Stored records
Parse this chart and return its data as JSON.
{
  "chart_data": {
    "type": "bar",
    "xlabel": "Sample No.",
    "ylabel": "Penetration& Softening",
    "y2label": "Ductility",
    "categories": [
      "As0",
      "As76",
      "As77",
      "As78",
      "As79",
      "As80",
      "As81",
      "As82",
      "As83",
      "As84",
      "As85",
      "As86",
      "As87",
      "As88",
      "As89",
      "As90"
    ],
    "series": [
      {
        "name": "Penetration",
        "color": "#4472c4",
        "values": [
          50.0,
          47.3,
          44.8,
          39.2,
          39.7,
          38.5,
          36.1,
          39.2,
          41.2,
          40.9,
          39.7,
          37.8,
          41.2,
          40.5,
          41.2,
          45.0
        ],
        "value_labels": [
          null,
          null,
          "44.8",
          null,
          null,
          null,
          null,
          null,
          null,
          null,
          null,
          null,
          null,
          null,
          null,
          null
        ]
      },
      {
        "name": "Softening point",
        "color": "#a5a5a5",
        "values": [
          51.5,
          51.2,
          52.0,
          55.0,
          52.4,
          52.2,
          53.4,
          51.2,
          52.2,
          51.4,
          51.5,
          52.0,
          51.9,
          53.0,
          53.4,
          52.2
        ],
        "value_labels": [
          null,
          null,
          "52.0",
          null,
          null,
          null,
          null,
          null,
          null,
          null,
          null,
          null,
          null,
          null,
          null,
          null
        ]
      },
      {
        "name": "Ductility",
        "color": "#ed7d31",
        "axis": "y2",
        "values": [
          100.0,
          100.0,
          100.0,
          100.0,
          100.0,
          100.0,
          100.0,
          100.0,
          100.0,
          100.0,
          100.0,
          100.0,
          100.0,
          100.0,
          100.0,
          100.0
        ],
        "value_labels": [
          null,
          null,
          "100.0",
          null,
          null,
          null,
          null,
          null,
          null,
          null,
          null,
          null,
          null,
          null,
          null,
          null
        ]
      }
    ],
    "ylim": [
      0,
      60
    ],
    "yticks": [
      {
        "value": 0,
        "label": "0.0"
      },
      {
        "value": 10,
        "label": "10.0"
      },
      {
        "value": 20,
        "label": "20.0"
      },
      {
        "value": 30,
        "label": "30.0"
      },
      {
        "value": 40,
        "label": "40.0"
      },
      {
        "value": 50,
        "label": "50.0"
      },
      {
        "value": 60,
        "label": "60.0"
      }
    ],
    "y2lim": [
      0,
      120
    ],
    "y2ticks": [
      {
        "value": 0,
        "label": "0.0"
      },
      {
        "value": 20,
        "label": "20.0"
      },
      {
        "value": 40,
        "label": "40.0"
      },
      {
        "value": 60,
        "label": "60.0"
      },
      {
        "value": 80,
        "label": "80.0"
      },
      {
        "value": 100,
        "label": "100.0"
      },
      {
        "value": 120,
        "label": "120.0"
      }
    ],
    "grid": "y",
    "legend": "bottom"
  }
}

▸ WHAT THIS TASK INVOLVES
Extract every line above containing the word "Softening".

▸ EXERCISE RESPONSE
    "ylabel": "Penetration& Softening",
        "name": "Softening point",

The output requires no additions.